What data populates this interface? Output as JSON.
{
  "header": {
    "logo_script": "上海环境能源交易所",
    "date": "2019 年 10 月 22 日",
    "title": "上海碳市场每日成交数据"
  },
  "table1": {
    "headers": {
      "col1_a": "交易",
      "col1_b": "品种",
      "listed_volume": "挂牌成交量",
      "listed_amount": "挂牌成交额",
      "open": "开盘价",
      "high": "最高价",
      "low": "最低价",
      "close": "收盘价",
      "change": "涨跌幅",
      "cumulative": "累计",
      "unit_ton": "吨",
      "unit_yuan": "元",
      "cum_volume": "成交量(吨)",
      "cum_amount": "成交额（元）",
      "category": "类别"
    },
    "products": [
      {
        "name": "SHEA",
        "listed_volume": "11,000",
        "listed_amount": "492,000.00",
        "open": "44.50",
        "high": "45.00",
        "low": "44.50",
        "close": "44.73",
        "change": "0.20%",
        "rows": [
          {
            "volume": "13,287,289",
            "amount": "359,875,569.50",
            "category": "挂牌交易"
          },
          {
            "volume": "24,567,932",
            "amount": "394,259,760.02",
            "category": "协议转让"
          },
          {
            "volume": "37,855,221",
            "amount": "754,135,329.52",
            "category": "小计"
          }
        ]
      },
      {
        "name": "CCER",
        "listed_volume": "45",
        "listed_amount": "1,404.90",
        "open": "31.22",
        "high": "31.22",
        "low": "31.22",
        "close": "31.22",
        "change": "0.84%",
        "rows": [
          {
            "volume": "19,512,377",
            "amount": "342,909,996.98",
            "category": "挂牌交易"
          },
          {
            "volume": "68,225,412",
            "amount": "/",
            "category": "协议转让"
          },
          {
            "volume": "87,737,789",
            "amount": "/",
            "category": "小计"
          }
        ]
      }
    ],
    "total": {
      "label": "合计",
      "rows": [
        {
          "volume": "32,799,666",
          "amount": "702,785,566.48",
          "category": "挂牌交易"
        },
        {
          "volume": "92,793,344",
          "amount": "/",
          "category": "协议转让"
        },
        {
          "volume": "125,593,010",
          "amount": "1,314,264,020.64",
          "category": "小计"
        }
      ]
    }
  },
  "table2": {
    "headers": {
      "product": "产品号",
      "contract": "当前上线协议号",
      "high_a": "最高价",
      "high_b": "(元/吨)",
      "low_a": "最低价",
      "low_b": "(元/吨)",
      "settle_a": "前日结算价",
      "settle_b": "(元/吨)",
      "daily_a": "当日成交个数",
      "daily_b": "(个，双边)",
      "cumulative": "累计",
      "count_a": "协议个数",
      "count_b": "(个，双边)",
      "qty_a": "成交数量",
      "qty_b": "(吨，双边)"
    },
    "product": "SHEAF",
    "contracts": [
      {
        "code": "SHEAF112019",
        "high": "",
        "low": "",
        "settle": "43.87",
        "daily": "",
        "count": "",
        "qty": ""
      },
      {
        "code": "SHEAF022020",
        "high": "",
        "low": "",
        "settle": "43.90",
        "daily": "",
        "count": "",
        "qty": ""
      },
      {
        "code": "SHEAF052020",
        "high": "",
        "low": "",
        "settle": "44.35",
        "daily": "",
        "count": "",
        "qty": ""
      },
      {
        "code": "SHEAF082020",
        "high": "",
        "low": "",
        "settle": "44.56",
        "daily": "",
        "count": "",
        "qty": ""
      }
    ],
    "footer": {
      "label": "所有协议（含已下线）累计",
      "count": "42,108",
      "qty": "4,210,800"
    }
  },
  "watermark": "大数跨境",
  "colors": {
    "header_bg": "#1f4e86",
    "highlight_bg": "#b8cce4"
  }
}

********************

■ WORK REQUIRED
Above are some records; repeat all of them exactly.

■ OUTPUT FOR THIS EXERCISE
What data populates this interface? Output as JSON.
{
  "header": {
    "logo_script": "上海环境能源交易所",
    "date": "2019 年 10 月 22 日",
    "title": "上海碳市场每日成交数据"
  },
  "table1": {
    "headers": {
      "col1_a": "交易",
      "col1_b": "品种",
      "listed_volume": "挂牌成交量",
      "listed_amount": "挂牌成交额",
      "open": "开盘价",
      "high": "最高价",
      "low": "最低价",
      "close": "收盘价",
      "change": "涨跌幅",
      "cumulative": "累计",
      "unit_ton": "吨",
      "unit_yuan": "元",
      "cum_volume": "成交量(吨)",
      "cum_amount": "成交额（元）",
      "category": "类别"
    },
    "products": [
      {
        "name": "SHEA",
        "listed_volume": "11,000",
        "listed_amount": "492,000.00",
        "open": "44.50",
        "high": "45.00",
        "low": "44.50",
        "close": "44.73",
        "change": "0.20%",
        "rows": [
          {
            "volume": "13,287,289",
            "amount": "359,875,569.50",
            "category": "挂牌交易"
          },
          {
            "volume": "24,567,932",
            "amount": "394,259,760.02",
            "category": "协议转让"
          },
          {
            "volume": "37,855,221",
            "amount": "754,135,329.52",
            "category": "小计"
          }
        ]
      },
      {
        "name": "CCER",
        "listed_volume": "45",
        "listed_amount": "1,404.90",
        "open": "31.22",
        "high": "31.22",
        "low": "31.22",
        "close": "31.22",
        "change": "0.84%",
        "rows": [
          {
            "volume": "19,512,377",
            "amount": "342,909,996.98",
            "category": "挂牌交易"
          },
          {
            "volume": "68,225,412",
            "amount": "/",
            "category": "协议转让"
          },
          {
            "volume": "87,737,789",
            "amount": "/",
            "category": "小计"
          }
        ]
      }
    ],
    "total": {
      "label": "合计",
      "rows": [
        {
          "volume": "32,799,666",
          "amount": "702,785,566.48",
          "category": "挂牌交易"
        },
        {
          "volume": "92,793,344",
          "amount": "/",
          "category": "协议转让"
        },
        {
          "volume": "125,593,010",
          "amount": "1,314,264,020.64",
          "category": "小计"
        }
      ]
    }
  },
  "table2": {
    "headers": {
      "product": "产品号",
      "contract": "当前上线协议号",
      "high_a": "最高价",
      "high_b": "(元/吨)",
      "low_a": "最低价",
      "low_b": "(元/吨)",
      "settle_a": "前日结算价",
      "settle_b": "(元/吨)",
      "daily_a": "当日成交个数",
      "daily_b": "(个，双边)",
      "cumulative": "累计",
      "count_a": "协议个数",
      "count_b": "(个，双边)",
      "qty_a": "成交数量",
      "qty_b": "(吨，双边)"
    },
    "product": "SHEAF",
    "contracts": [
      {
        "code": "SHEAF112019",
        "high": "",
        "low": "",
        "settle": "43.87",
        "daily": "",
        "count": "",
        "qty": ""
      },
      {
        "code": "SHEAF022020",
        "high": "",
        "low": "",
        "settle": "43.90",
        "daily": "",
        "count": "",
        "qty": ""
      },
      {
        "code": "SHEAF052020",
        "high": "",
        "low": "",
        "settle": "44.35",
        "daily": "",
        "count": "",
        "qty": ""
      },
      {
        "code": "SHEAF082020",
        "high": "",
        "low": "",
        "settle": "44.56",
        "daily": "",
        "count": "",
        "qty": ""
      }
    ],
    "footer": {
      "label": "所有协议（含已下线）累计",
      "count": "42,108",
      "qty": "4,210,800"
    }
  },
  "watermark": "大数跨境",
  "colors": {
    "header_bg": "#1f4e86",
    "highlight_bg": "#b8cce4"
  }
}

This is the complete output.